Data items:
————
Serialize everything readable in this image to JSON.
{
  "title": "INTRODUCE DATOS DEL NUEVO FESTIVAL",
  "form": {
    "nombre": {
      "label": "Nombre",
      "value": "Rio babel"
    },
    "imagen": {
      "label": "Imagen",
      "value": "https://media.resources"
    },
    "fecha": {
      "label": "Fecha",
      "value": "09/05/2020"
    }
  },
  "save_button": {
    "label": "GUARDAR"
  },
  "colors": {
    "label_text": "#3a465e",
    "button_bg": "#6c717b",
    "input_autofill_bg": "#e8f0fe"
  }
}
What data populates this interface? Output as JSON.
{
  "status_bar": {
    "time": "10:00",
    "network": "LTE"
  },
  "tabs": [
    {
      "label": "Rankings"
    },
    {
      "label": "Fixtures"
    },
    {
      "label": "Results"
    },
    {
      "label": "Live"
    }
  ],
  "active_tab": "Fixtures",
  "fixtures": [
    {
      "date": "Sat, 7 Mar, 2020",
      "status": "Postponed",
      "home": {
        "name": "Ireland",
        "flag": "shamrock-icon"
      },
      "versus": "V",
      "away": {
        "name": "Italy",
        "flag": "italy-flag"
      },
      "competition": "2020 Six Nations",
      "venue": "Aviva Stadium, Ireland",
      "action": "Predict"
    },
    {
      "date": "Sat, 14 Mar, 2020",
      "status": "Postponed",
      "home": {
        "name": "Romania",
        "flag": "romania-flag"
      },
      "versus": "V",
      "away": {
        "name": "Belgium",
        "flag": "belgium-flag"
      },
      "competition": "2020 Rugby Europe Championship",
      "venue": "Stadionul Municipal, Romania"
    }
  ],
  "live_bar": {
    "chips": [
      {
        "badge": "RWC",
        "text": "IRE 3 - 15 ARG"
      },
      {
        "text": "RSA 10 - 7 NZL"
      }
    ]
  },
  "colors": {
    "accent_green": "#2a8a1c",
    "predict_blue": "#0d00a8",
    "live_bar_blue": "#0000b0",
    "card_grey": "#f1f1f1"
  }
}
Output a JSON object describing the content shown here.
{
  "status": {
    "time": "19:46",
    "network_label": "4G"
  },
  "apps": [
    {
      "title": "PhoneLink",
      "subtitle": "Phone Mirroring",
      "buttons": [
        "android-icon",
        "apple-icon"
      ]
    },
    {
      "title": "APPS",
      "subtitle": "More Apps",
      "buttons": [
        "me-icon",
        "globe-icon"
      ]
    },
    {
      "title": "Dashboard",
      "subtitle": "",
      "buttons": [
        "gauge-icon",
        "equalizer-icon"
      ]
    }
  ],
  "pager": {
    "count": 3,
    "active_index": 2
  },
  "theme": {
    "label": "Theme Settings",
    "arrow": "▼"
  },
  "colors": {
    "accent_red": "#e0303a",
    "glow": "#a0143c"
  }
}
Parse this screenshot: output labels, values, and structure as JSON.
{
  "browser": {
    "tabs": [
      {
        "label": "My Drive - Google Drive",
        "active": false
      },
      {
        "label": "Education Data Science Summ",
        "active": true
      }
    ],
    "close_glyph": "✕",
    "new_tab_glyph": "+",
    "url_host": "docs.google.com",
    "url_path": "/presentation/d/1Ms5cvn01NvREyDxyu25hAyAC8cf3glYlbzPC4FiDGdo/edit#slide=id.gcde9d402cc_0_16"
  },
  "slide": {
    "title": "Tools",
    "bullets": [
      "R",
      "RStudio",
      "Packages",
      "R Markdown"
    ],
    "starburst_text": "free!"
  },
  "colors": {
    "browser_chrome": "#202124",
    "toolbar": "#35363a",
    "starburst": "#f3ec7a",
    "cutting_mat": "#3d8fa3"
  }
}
————
◆ **WHAT YOU HAVE TO DO**: Identify the lines of the data that contain the word "slide". Copy each of them.

◆ **SOLVED EXERCISE**:
    "url_path": "/presentation/d/1Ms5cvn01NvREyDxyu25hAyAC8cf3glYlbzPC4FiDGdo/edit#slide=id.gcde9d402cc_0_16"
  "slide": {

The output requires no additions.